SUPPLIED RECORDS start

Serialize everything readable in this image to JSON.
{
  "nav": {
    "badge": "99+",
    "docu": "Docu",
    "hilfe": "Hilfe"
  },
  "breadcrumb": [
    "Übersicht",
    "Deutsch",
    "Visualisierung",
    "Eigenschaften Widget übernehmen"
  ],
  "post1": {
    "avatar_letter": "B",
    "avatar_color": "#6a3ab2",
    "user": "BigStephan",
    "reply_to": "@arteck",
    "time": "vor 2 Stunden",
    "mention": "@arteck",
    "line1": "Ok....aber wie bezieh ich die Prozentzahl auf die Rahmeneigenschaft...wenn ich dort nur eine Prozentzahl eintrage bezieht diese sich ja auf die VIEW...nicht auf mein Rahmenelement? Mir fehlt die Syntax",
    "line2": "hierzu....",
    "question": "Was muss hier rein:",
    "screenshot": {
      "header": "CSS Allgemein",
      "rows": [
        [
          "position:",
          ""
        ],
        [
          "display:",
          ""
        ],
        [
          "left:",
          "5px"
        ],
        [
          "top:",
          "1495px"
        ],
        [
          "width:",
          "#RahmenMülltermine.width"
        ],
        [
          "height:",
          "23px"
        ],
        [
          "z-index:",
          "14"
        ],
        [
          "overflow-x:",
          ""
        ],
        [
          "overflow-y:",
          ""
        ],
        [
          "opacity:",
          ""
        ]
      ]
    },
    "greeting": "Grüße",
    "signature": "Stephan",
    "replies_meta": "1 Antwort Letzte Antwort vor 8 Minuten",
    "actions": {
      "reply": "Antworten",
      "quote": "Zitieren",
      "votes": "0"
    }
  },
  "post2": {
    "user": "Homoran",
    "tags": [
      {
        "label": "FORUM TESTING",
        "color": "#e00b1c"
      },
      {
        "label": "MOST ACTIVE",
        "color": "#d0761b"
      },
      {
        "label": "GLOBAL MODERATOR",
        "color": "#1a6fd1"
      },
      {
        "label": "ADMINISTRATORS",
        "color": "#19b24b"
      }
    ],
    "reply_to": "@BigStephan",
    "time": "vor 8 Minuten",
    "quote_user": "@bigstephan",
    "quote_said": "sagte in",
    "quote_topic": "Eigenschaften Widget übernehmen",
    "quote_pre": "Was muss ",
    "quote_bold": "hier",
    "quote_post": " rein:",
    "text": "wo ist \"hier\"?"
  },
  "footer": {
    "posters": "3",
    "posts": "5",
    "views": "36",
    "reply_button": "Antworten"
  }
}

SUPPLIED RECORDS end

*TASK DIRECTIONS*.
All of the lines above need to be given again exactly.

*THE RESPONSE*.
Serialize everything readable in this image to JSON.
{
  "nav": {
    "badge": "99+",
    "docu": "Docu",
    "hilfe": "Hilfe"
  },
  "breadcrumb": [
    "Übersicht",
    "Deutsch",
    "Visualisierung",
    "Eigenschaften Widget übernehmen"
  ],
  "post1": {
    "avatar_letter": "B",
    "avatar_color": "#6a3ab2",
    "user": "BigStephan",
    "reply_to": "@arteck",
    "time": "vor 2 Stunden",
    "mention": "@arteck",
    "line1": "Ok....aber wie bezieh ich die Prozentzahl auf die Rahmeneigenschaft...wenn ich dort nur eine Prozentzahl eintrage bezieht diese sich ja auf die VIEW...nicht auf mein Rahmenelement? Mir fehlt die Syntax",
    "line2": "hierzu....",
    "question": "Was muss hier rein:",
    "screenshot": {
      "header": "CSS Allgemein",
      "rows": [
        [
          "position:",
          ""
        ],
        [
          "display:",
          ""
        ],
        [
          "left:",
          "5px"
        ],
        [
          "top:",
          "1495px"
        ],
        [
          "width:",
          "#RahmenMülltermine.width"
        ],
        [
          "height:",
          "23px"
        ],
        [
          "z-index:",
          "14"
        ],
        [
          "overflow-x:",
          ""
        ],
        [
          "overflow-y:",
          ""
        ],
        [
          "opacity:",
          ""
        ]
      ]
    },
    "greeting": "Grüße",
    "signature": "Stephan",
    "replies_meta": "1 Antwort Letzte Antwort vor 8 Minuten",
    "actions": {
      "reply": "Antworten",
      "quote": "Zitieren",
      "votes": "0"
    }
  },
  "post2": {
    "user": "Homoran",
    "tags": [
      {
        "label": "FORUM TESTING",
        "color": "#e00b1c"
      },
      {
        "label": "MOST ACTIVE",
        "color": "#d0761b"
      },
      {
        "label": "GLOBAL MODERATOR",
        "color": "#1a6fd1"
      },
      {
        "label": "ADMINISTRATORS",
        "color": "#19b24b"
      }
    ],
    "reply_to": "@BigStephan",
    "time": "vor 8 Minuten",
    "quote_user": "@bigstephan",
    "quote_said": "sagte in",
    "quote_topic": "Eigenschaften Widget übernehmen",
    "quote_pre": "Was muss ",
    "quote_bold": "hier",
    "quote_post": " rein:",
    "text": "wo ist \"hier\"?"
  },
  "footer": {
    "posters": "3",
    "posts": "5",
    "views": "36",
    "reply_button": "Antworten"
  }
}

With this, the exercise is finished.